▶ [Exercise objective]:
In the listing below, find every line containing "manera" and copy it out.

━━ Data for this exercise

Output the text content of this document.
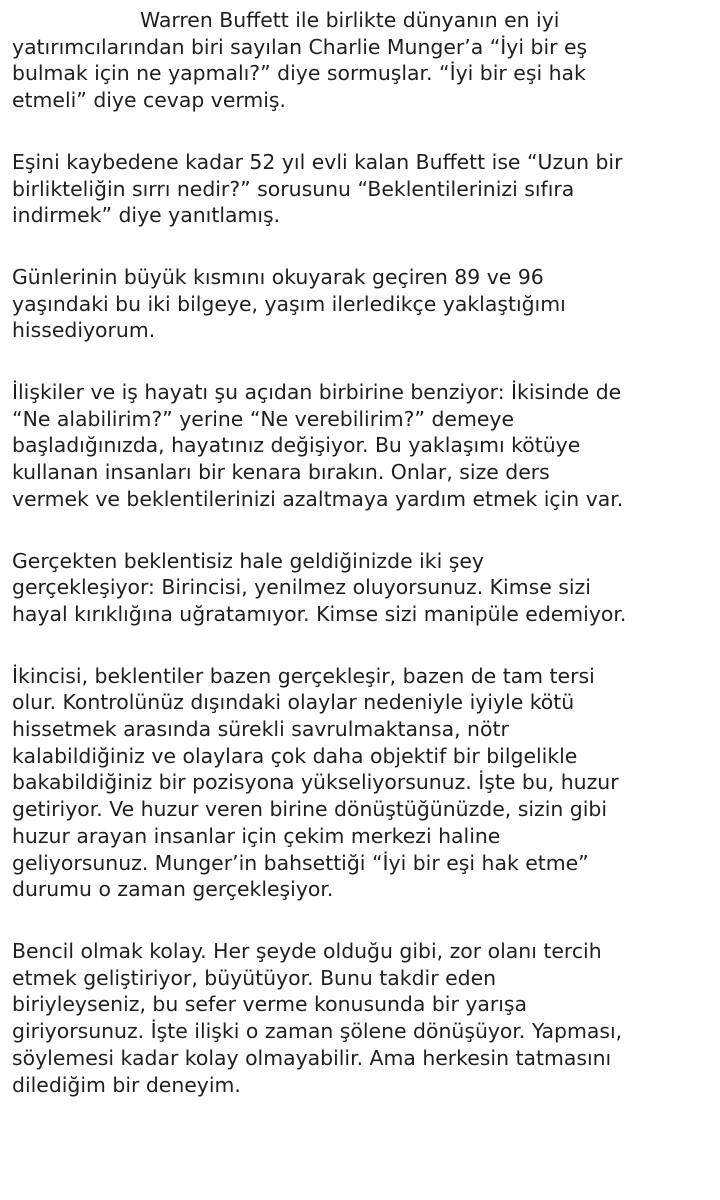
Warren Buffett ile birlikte dünyanın en iyi
yatırımcılarından biri sayılan Charlie Munger’a “İyi bir eş
bulmak için ne yapmalı?” diye sormuşlar. “İyi bir eşi hak
etmeli” diye cevap vermiş.

Eşini kaybedene kadar 52 yıl evli kalan Buffett ise “Uzun bir
birlikteliğin sırrı nedir?” sorusunu “Beklentilerinizi sıfıra
indirmek” diye yanıtlamış.

Günlerinin büyük kısmını okuyarak geçiren 89 ve 96
yaşındaki bu iki bilgeye, yaşım ilerledikçe yaklaştığımı
hissediyorum.

İlişkiler ve iş hayatı şu açıdan birbirine benziyor: İkisinde de
“Ne alabilirim?” yerine “Ne verebilirim?” demeye
başladığınızda, hayatınız değişiyor. Bu yaklaşımı kötüye
kullanan insanları bir kenara bırakın. Onlar, size ders
vermek ve beklentilerinizi azaltmaya yardım etmek için var.

Gerçekten beklentisiz hale geldiğinizde iki şey
gerçekleşiyor: Birincisi, yenilmez oluyorsunuz. Kimse sizi
hayal kırıklığına uğratamıyor. Kimse sizi manipüle edemiyor.

İkincisi, beklentiler bazen gerçekleşir, bazen de tam tersi
olur. Kontrolünüz dışındaki olaylar nedeniyle iyiyle kötü
hissetmek arasında sürekli savrulmaktansa, nötr
kalabildiğiniz ve olaylara çok daha objektif bir bilgelikle
bakabildiğiniz bir pozisyona yükseliyorsunuz. İşte bu, huzur
getiriyor. Ve huzur veren birine dönüştüğünüzde, sizin gibi
huzur arayan insanlar için çekim merkezi haline
geliyorsunuz. Munger’in bahsettiği “İyi bir eşi hak etme”
durumu o zaman gerçekleşiyor.

Bencil olmak kolay. Her şeyde olduğu gibi, zor olanı tercih
etmek geliştiriyor, büyütüyor. Bunu takdir eden
biriyleyseniz, bu sefer verme konusunda bir yarışa
giriyorsunuz. İşte ilişki o zaman şölene dönüşüyor. Yapması,
söylemesi kadar kolay olmayabilir. Ama herkesin tatmasını
dilediğim bir deneyim.
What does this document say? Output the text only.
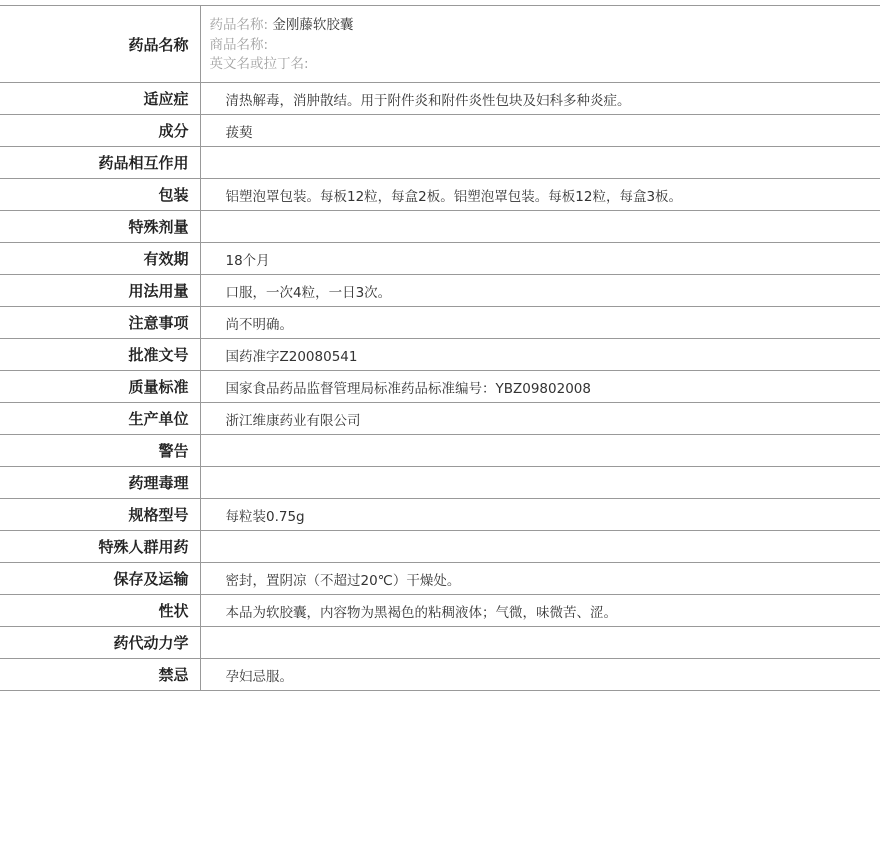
药品名称	药品名称: 金刚藤软胶囊
商品名称:
英文名或拉丁名:

适应症	清热解毒，消肿散结。用于附件炎和附件炎性包块及妇科多种炎症。
成分	菝葜
药品相互作用	
包装	铝塑泡罩包装。每板12粒，每盒2板。铝塑泡罩包装。每板12粒，每盒3板。
特殊剂量	
有效期	18个月
用法用量	口服，一次4粒，一日3次。
注意事项	尚不明确。
批准文号	国药准字Z20080541
质量标准	国家食品药品监督管理局标准药品标准编号：YBZ09802008
生产单位	浙江维康药业有限公司
警告	
药理毒理	
规格型号	每粒装0.75g
特殊人群用药	
保存及运输	密封，置阴凉（不超过20℃）干燥处。
性状	本品为软胶囊，内容物为黑褐色的粘稠液体；气微，味微苦、涩。
药代动力学	
禁忌	孕妇忌服。
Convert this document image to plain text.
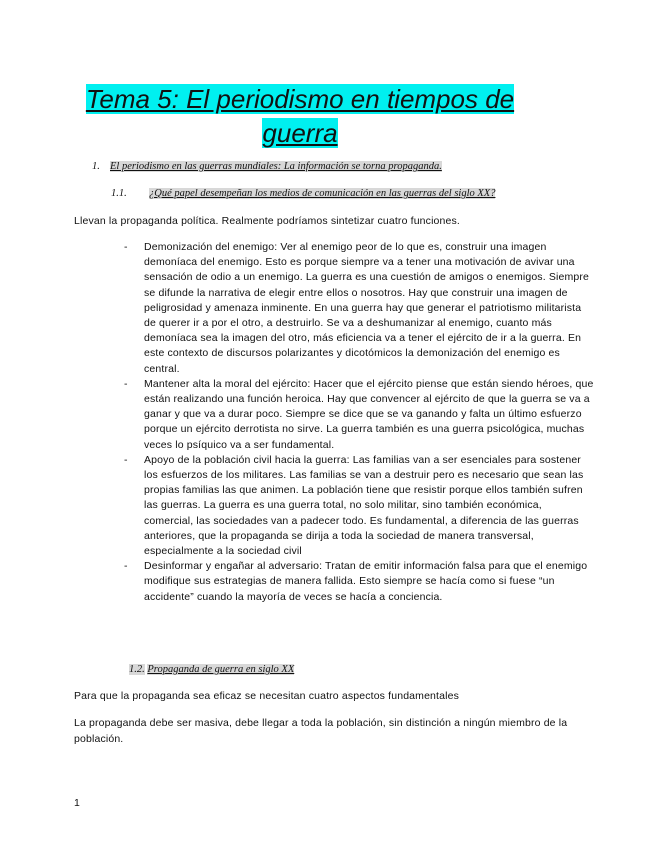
Tema 5: El periodismo en tiempos de guerra
1. El periodismo en las guerras mundiales: La información se torna propaganda.
1.1. ¿Qué papel desempeñan los medios de comunicación en las guerras del siglo XX?
Llevan la propaganda política. Realmente podríamos sintetizar cuatro funciones.
- Demonización del enemigo: Ver al enemigo peor de lo que es, construir una imagen demoníaca del enemigo. Esto es porque siempre va a tener una motivación de avivar una sensación de odio a un enemigo. La guerra es una cuestión de amigos o enemigos. Siempre se difunde la narrativa de elegir entre ellos o nosotros. Hay que construir una imagen de peligrosidad y amenaza inminente. En una guerra hay que generar el patriotismo militarista de querer ir a por el otro, a destruirlo. Se va a deshumanizar al enemigo, cuanto más demoníaca sea la imagen del otro, más eficiencia va a tener el ejército de ir a la guerra. En este contexto de discursos polarizantes y dicotómicos la demonización del enemigo es central.
- Mantener alta la moral del ejército: Hacer que el ejército piense que están siendo héroes, que están realizando una función heroica. Hay que convencer al ejército de que la guerra se va a ganar y que va a durar poco. Siempre se dice que se va ganando y falta un último esfuerzo porque un ejército derrotista no sirve. La guerra también es una guerra psicológica, muchas veces lo psíquico va a ser fundamental.
- Apoyo de la población civil hacia la guerra: Las familias van a ser esenciales para sostener los esfuerzos de los militares. Las familias se van a destruir pero es necesario que sean las propias familias las que animen. La población tiene que resistir porque ellos también sufren las guerras. La guerra es una guerra total, no solo militar, sino también económica, comercial, las sociedades van a padecer todo. Es fundamental, a diferencia de las guerras anteriores, que la propaganda se dirija a toda la sociedad de manera transversal, especialmente a la sociedad civil
- Desinformar y engañar al adversario: Tratan de emitir información falsa para que el enemigo modifique sus estrategias de manera fallida. Esto siempre se hacía como si fuese “un accidente” cuando la mayoría de veces se hacía a conciencia.
1.2. Propaganda de guerra en siglo XX
Para que la propaganda sea eficaz se necesitan cuatro aspectos fundamentales
La propaganda debe ser masiva, debe llegar a toda la población, sin distinción a ningún miembro de la población.
1
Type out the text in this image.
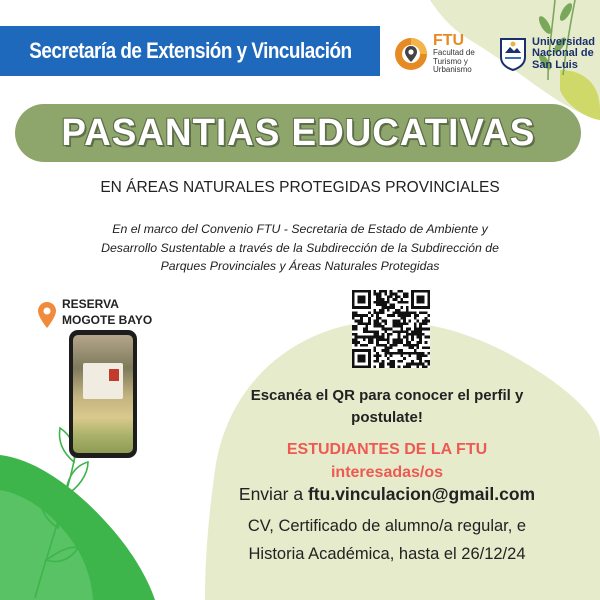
Secretaría de Extensión y Vinculación	FTU
Facultad de
Turismo y
Urbanismo
Universidad
Nacional de
San Luis
PASANTIAS EDUCATIVAS
EN ÁREAS NATURALES PROTEGIDAS PROVINCIALES
En el marco del Convenio FTU - Secretaria de Estado de Ambiente y
Desarrollo Sustentable a través de la Subdirección de la Subdirección de
Parques Provinciales y Áreas Naturales Protegidas
RESERVA
MOGOTE BAYO
Escanéa el QR para conocer el perfil y
postulate!
ESTUDIANTES DE LA FTU
interesadas/os
Enviar a ftu.vinculacion@gmail.com
CV, Certificado de alumno/a regular, e
Historia Académica, hasta el 26/12/24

━━━━

▶ [Answer below]:
- Apoyo de la población civil hacia la guerra: Las familias van a ser esenciales para sostener los esfuerzos de los militares. Las familias se van a destruir pero es necesario que sean las propias familias las que animen. La población tiene que resistir porque ellos también sufren las guerras. La guerra es una guerra total, no solo militar, sino también económica, comercial, las sociedades van a padecer todo. Es fundamental, a diferencia de las guerras anteriores, que la propaganda se dirija a toda la sociedad de manera transversal, especialmente a la sociedad civil
- Desinformar y engañar al adversario: Tratan de emitir información falsa para que el enemigo modifique sus estrategias de manera fallida. Esto siempre se hacía como si fuese “un accidente” cuando la mayoría de veces se hacía a conciencia.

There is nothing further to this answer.